▶ [Task goal]: Search the data for the word "Diversity" and copy every line where it occurs.

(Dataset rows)
· · · · ·

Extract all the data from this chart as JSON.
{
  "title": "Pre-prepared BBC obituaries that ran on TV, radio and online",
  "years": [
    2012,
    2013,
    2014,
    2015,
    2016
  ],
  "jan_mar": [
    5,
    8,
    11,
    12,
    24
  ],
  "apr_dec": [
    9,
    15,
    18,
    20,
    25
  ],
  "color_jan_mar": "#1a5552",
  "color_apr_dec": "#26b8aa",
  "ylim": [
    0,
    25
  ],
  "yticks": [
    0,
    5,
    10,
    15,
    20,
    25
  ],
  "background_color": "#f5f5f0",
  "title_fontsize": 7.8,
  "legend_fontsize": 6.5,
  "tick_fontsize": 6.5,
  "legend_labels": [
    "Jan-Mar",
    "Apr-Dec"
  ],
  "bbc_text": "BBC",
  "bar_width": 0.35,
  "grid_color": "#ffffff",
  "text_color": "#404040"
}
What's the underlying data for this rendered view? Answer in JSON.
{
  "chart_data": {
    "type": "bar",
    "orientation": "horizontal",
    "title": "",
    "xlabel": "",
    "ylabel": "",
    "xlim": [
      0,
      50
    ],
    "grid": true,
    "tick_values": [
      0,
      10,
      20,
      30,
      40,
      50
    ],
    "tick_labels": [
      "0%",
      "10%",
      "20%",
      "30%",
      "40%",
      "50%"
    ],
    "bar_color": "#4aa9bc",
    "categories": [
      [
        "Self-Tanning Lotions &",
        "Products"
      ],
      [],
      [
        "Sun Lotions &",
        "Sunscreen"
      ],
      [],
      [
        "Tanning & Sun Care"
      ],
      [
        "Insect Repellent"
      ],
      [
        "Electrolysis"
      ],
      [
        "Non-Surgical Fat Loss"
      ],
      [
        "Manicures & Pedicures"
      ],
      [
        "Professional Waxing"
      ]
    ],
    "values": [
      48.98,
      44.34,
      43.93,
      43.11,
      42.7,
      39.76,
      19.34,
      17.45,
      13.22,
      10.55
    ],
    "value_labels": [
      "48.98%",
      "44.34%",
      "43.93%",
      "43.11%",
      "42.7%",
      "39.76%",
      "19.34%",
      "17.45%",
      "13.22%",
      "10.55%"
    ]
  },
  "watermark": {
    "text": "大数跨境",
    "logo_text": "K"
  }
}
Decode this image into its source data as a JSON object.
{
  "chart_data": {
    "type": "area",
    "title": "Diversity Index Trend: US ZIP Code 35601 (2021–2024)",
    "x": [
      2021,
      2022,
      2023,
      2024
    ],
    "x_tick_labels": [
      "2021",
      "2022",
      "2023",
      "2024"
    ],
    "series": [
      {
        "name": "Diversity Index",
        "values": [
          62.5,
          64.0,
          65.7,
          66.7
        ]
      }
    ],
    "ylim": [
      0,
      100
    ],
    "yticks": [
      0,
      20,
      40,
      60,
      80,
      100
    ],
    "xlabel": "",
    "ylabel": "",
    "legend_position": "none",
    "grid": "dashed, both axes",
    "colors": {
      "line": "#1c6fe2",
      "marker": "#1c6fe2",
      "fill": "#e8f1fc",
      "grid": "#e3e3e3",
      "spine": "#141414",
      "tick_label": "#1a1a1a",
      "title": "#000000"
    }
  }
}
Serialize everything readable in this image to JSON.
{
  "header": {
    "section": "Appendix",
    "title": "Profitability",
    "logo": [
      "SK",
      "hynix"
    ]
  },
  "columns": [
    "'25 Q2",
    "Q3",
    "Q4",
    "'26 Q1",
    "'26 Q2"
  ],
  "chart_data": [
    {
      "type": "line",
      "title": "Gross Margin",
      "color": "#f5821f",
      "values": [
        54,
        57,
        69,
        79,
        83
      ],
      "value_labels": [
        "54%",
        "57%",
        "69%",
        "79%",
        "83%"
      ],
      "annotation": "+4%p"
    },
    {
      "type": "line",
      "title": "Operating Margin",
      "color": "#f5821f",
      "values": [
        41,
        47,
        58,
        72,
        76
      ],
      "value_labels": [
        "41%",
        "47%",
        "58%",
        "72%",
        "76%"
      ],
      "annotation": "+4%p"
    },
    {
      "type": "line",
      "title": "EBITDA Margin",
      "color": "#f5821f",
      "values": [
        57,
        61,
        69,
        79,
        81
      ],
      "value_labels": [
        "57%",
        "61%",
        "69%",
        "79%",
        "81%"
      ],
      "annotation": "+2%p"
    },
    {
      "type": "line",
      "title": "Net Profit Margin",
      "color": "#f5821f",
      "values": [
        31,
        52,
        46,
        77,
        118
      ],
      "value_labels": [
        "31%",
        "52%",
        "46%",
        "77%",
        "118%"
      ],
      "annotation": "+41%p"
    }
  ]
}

· · · · ·

▶ [Task solution]:
    "title": "Diversity Index Trend: US ZIP Code 35601 (2021–2024)",
        "name": "Diversity Index",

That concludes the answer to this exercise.